Gather each line in the entries that includes the string "Anjal".

* start *

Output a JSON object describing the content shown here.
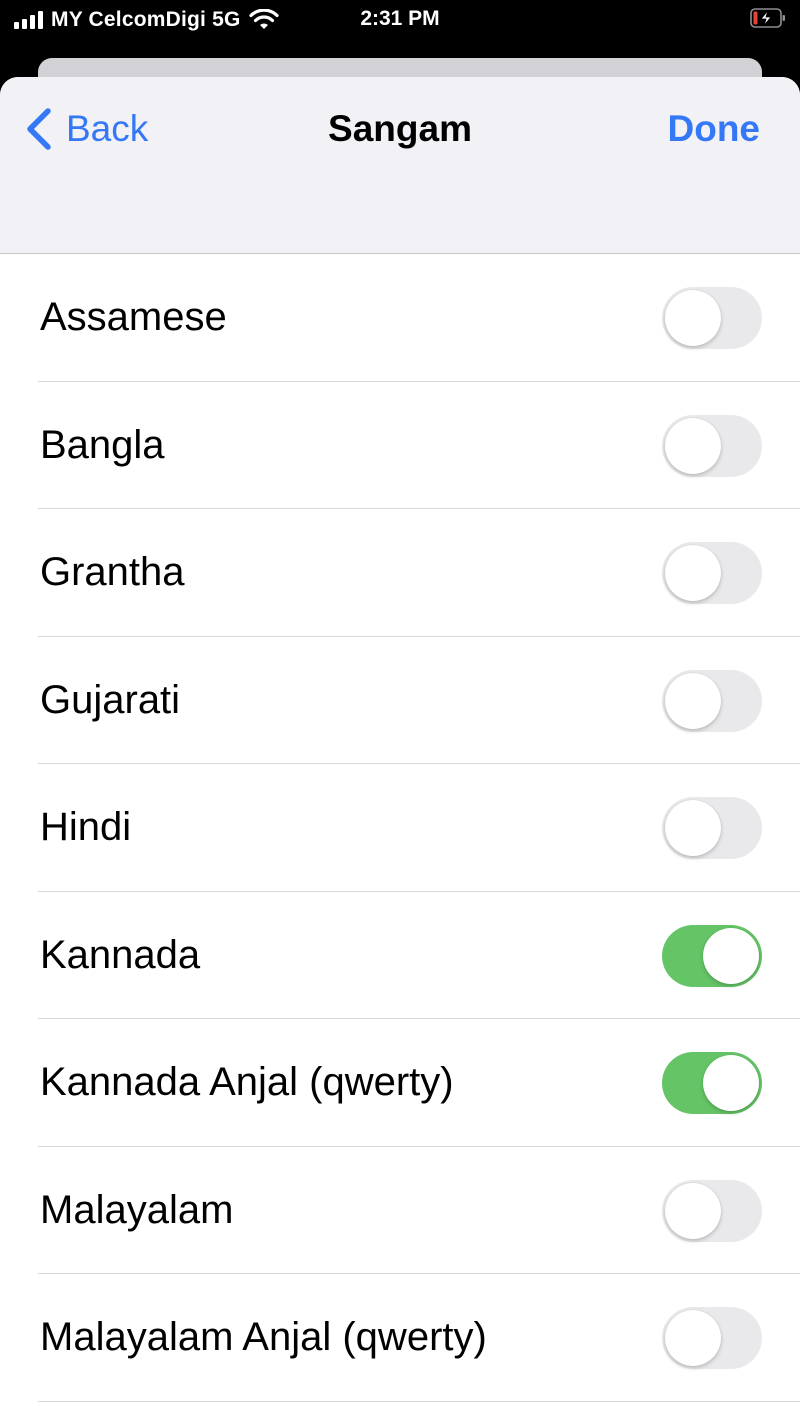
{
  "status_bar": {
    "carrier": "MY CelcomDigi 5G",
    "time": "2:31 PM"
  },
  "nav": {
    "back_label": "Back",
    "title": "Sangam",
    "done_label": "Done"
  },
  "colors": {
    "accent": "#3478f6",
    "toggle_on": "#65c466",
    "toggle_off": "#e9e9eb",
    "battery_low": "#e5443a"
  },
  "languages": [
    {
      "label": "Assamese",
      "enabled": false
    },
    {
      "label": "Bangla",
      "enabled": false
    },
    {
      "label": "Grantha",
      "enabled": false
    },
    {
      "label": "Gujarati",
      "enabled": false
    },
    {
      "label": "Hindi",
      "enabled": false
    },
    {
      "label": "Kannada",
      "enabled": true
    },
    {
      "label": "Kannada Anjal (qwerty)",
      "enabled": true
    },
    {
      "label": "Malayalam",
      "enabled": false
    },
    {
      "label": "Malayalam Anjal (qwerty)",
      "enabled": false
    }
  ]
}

* end *

*EXERCISE SOLUTION*:
      "label": "Kannada Anjal (qwerty)",
      "label": "Malayalam Anjal (qwerty)",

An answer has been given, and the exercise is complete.